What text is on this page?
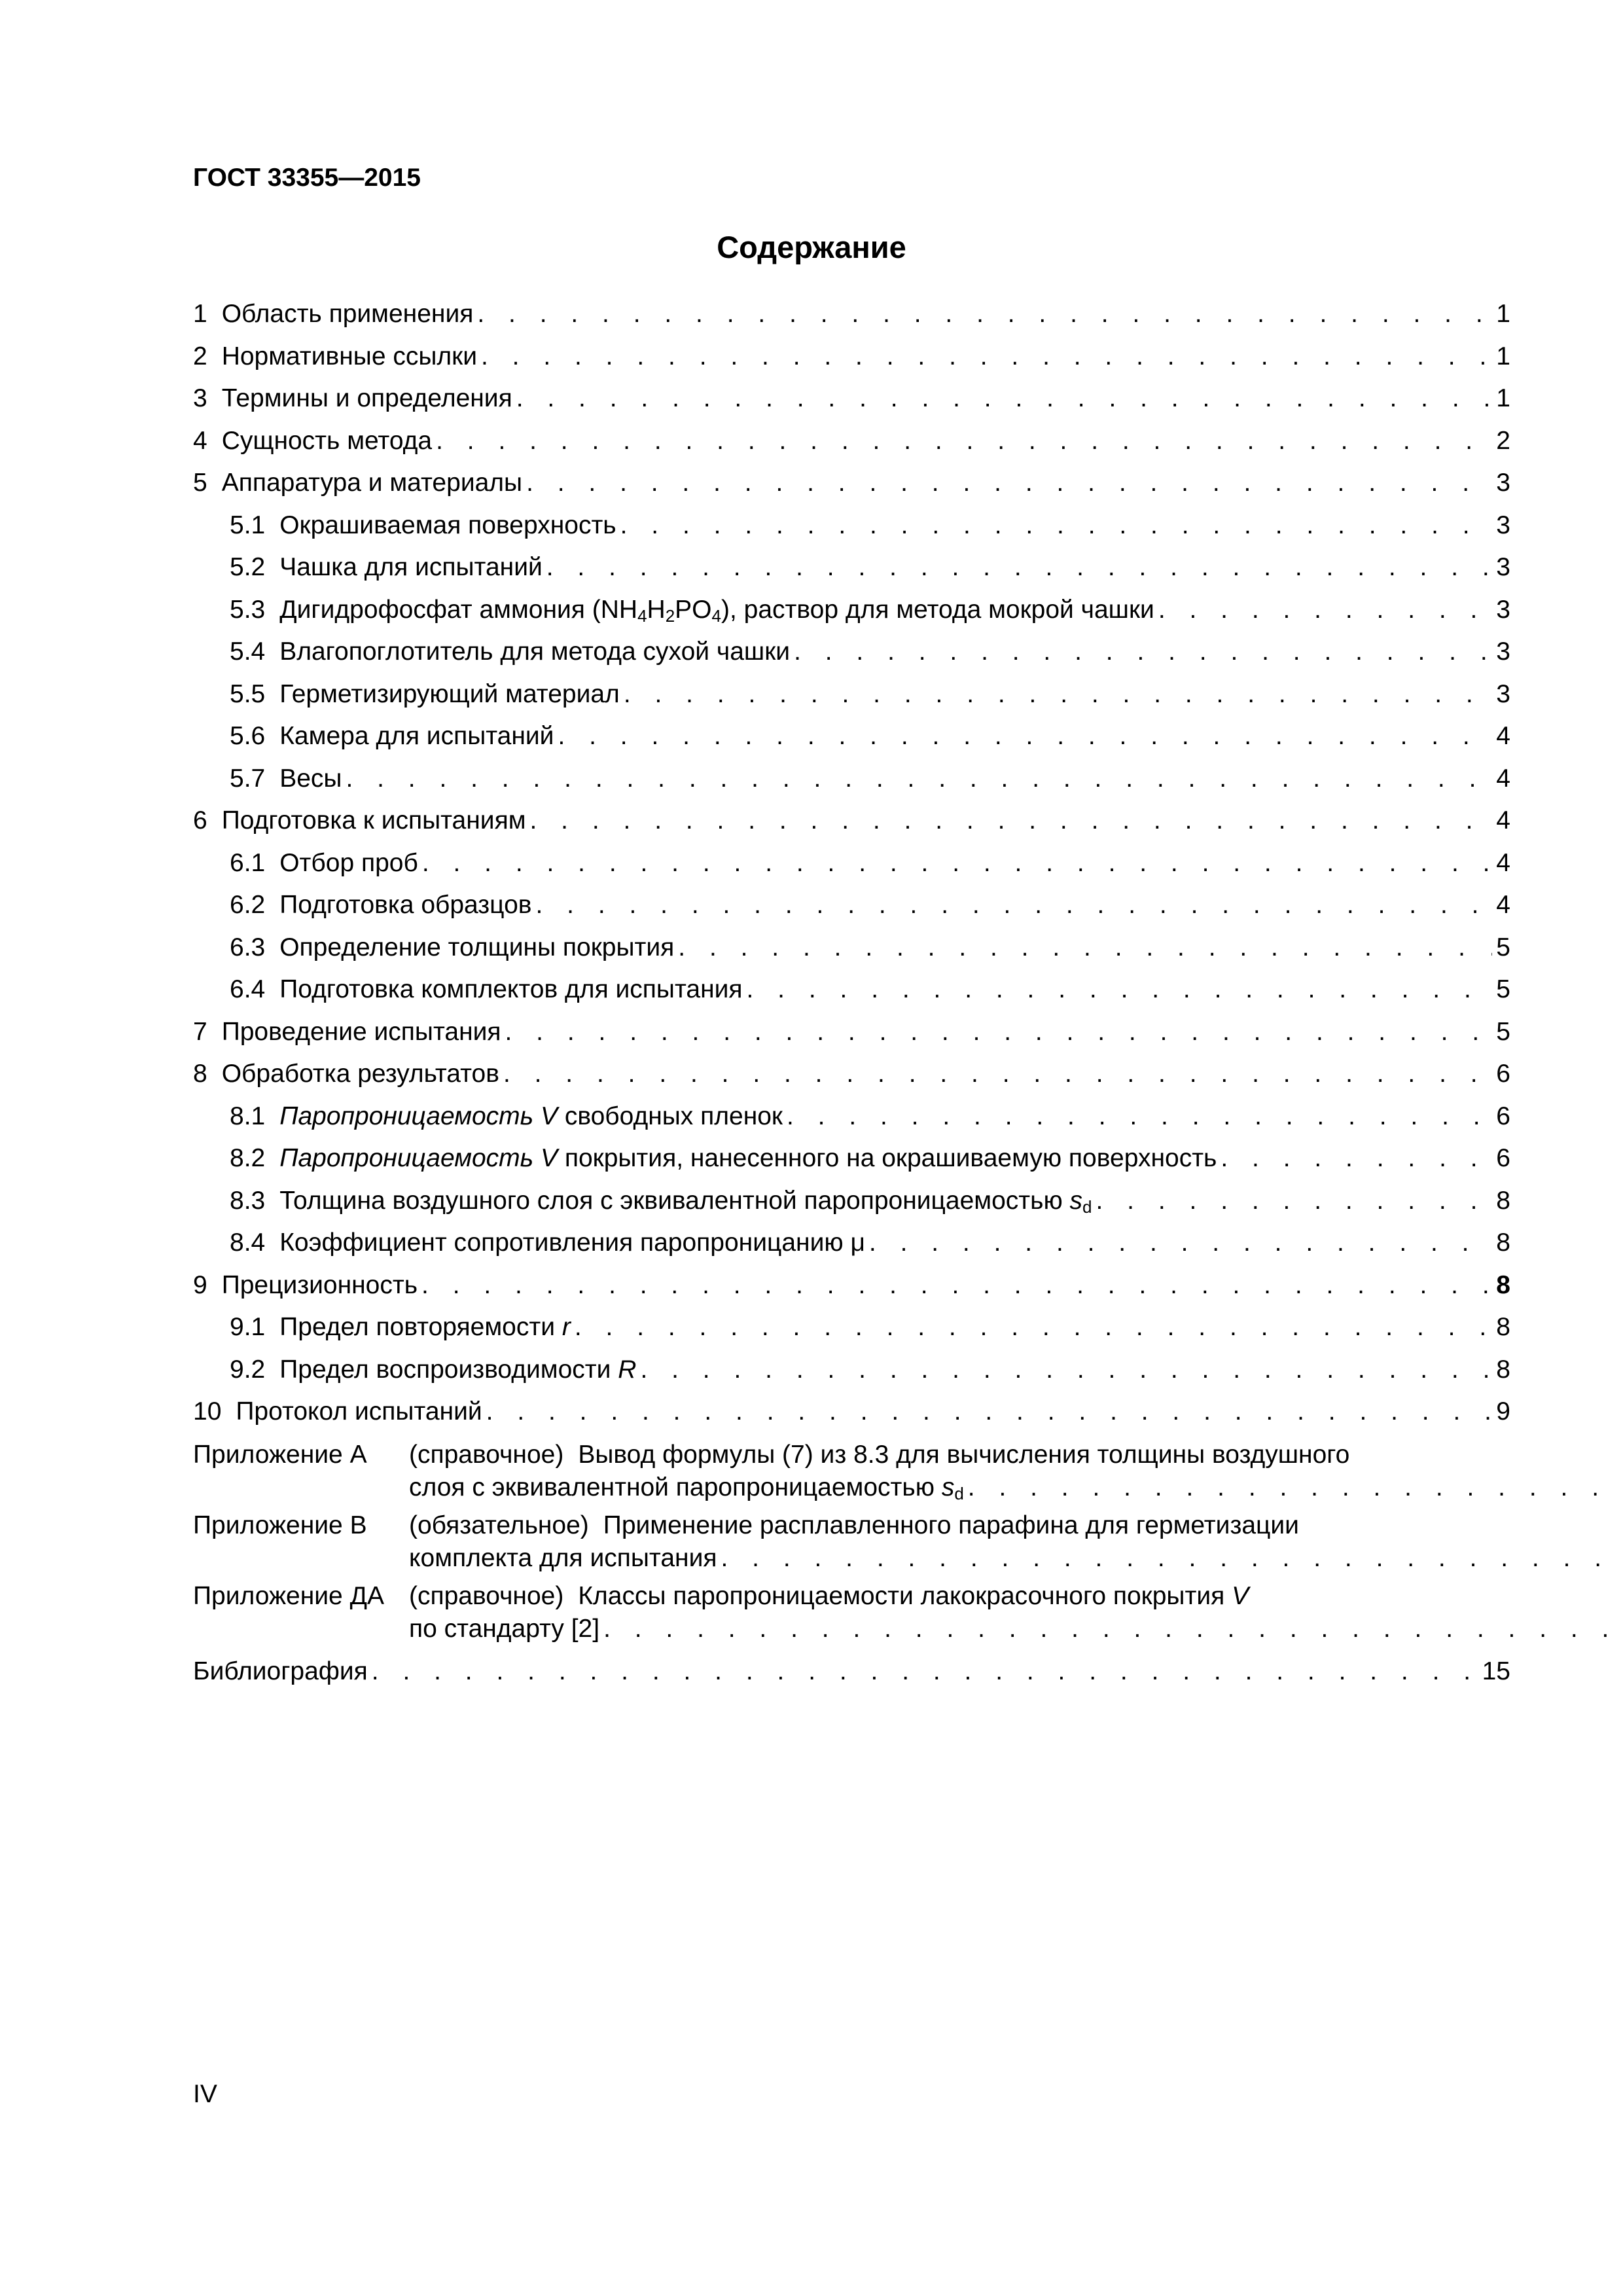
ГОСТ 33355—2015
Содержание
1 Область применения . . .	1
2 Нормативные ссылки . . .	1
3 Термины и определения . . .	1
4 Сущность метода . . .	2
5 Аппаратура и материалы . . .	3
5.1 Окрашиваемая поверхность . . .	3
5.2 Чашка для испытаний . . .	3
5.3 Дигидрофосфат аммония $(NH_4H_2PO_4)$, раствор для метода мокрой чашки . . .	3
5.4 Влагопоглотитель для метода сухой чашки . . .	3
5.5 Герметизирующий материал . . .	3
5.6 Камера для испытаний . . .	4
5.7 Весы . . .	4
6 Подготовка к испытаниям . . .	4
6.1 Отбор проб . . .	4
6.2 Подготовка образцов . . .	4
6.3 Определение толщины покрытия . . .	5
6.4 Подготовка комплектов для испытания . . .	5
7 Проведение испытания . . .	5
8 Обработка результатов . . .	6
8.1 Паропроницаемость V свободных пленок . . .	6
8.2 Паропроницаемость V покрытия, нанесенного на окрашиваемую поверхность . . .	6
8.3 Толщина воздушного слоя с эквивалентной паропроницаемостью $s_d$ . . .	8
8.4 Коэффициент сопротивления паропроницанию μ . . .	8
9 Прецизионность . . .	8
9.1 Предел повторяемости r . . .	8
9.2 Предел воспроизводимости R . . .	8
10 Протокол испытаний . . .	9
Приложение А	(справочное) Вывод формулы (7) из 8.3 для вычисления толщины воздушного
слоя с эквивалентной паропроницаемостью $s_d$
. . .
Приложение В	(обязательное) Применение расплавленного парафина для герметизации
комплекта для испытания
. . .
Приложение ДА (справочное) Классы паропроницаемости лакокрасочного покрытия V
по стандарту [2]
. . .
Библиография . . .	15
IV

■ ■ ■ ■ ■ ■ ■

Problem to solve
Repeat the data in full and exactly. Omit pictures.

Task answer
What text is on this page?
ГОСТ 33355—2015
Содержание
1 Область применения . . .	1
2 Нормативные ссылки . . .	1
3 Термины и определения . . .	1
4 Сущность метода . . .	2
5 Аппаратура и материалы . . .	3
5.1 Окрашиваемая поверхность . . .	3
5.2 Чашка для испытаний . . .	3
5.3 Дигидрофосфат аммония $(NH_4H_2PO_4)$, раствор для метода мокрой чашки . . .	3
5.4 Влагопоглотитель для метода сухой чашки . . .	3
5.5 Герметизирующий материал . . .	3
5.6 Камера для испытаний . . .	4
5.7 Весы . . .	4
6 Подготовка к испытаниям . . .	4
6.1 Отбор проб . . .	4
6.2 Подготовка образцов . . .	4
6.3 Определение толщины покрытия . . .	5
6.4 Подготовка комплектов для испытания . . .	5
7 Проведение испытания . . .	5
8 Обработка результатов . . .	6
8.1 Паропроницаемость V свободных пленок . . .	6
8.2 Паропроницаемость V покрытия, нанесенного на окрашиваемую поверхность . . .	6
8.3 Толщина воздушного слоя с эквивалентной паропроницаемостью $s_d$ . . .	8
8.4 Коэффициент сопротивления паропроницанию μ . . .	8
9 Прецизионность . . .	8
9.1 Предел повторяемости r . . .	8
9.2 Предел воспроизводимости R . . .	8
10 Протокол испытаний . . .	9
Приложение А	(справочное) Вывод формулы (7) из 8.3 для вычисления толщины воздушного
слоя с эквивалентной паропроницаемостью $s_d$
. . .
Приложение В	(обязательное) Применение расплавленного парафина для герметизации
комплекта для испытания
. . .
Приложение ДА (справочное) Классы паропроницаемости лакокрасочного покрытия V
по стандарту [2]
. . .
Библиография . . .	15
IV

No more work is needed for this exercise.